◆ Data for the task

________________________________________

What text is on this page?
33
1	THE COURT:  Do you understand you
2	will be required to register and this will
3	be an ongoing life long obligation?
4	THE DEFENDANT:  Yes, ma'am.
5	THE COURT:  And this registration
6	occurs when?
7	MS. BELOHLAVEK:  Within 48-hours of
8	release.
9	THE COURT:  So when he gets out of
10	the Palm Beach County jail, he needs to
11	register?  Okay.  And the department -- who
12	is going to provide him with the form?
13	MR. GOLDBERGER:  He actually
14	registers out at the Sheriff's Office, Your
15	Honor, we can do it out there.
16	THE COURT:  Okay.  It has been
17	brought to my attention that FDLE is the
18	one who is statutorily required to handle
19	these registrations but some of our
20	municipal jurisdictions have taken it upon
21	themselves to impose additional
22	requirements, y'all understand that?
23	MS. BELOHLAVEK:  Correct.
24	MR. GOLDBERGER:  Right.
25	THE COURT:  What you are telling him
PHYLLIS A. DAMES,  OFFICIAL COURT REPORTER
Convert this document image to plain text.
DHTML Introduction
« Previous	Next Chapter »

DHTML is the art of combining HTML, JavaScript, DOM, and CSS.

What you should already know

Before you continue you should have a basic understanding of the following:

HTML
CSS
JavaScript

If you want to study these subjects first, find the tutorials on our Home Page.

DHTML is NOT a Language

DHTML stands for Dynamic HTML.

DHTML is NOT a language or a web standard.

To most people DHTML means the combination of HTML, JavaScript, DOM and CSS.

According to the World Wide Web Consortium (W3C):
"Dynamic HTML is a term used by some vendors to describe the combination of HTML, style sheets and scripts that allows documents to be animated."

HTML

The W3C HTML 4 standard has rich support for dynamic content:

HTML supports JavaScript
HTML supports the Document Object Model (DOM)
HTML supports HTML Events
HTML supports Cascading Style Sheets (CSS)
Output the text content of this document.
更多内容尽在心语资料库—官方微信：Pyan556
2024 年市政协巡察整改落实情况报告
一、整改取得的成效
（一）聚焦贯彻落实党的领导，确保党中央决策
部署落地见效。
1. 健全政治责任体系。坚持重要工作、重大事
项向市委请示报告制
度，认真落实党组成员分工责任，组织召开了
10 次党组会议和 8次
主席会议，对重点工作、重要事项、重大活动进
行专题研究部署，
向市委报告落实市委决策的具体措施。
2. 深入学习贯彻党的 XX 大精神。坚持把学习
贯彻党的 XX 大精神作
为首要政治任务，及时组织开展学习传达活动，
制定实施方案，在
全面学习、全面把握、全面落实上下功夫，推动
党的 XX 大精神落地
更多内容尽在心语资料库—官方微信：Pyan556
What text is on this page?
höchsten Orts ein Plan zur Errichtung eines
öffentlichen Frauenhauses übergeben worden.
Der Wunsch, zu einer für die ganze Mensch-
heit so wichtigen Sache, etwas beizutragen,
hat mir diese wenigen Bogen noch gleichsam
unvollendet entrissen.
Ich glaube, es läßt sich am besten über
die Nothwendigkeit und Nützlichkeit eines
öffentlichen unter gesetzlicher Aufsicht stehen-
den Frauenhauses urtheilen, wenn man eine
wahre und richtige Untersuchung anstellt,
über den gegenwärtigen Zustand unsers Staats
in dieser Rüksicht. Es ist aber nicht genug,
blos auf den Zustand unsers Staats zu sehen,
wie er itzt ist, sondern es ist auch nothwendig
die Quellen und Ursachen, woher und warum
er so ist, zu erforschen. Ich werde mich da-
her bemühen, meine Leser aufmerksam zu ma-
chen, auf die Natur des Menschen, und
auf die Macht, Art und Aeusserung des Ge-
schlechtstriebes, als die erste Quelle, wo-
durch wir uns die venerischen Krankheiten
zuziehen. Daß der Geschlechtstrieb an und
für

________________________________________

◆ Problem requirements
Collect every line from the records above that contains the word "Frauenhauses".

◆ Result below
öffentlichen Frauenhauses übergeben worden.
den Frauenhauses urtheilen, wenn man eine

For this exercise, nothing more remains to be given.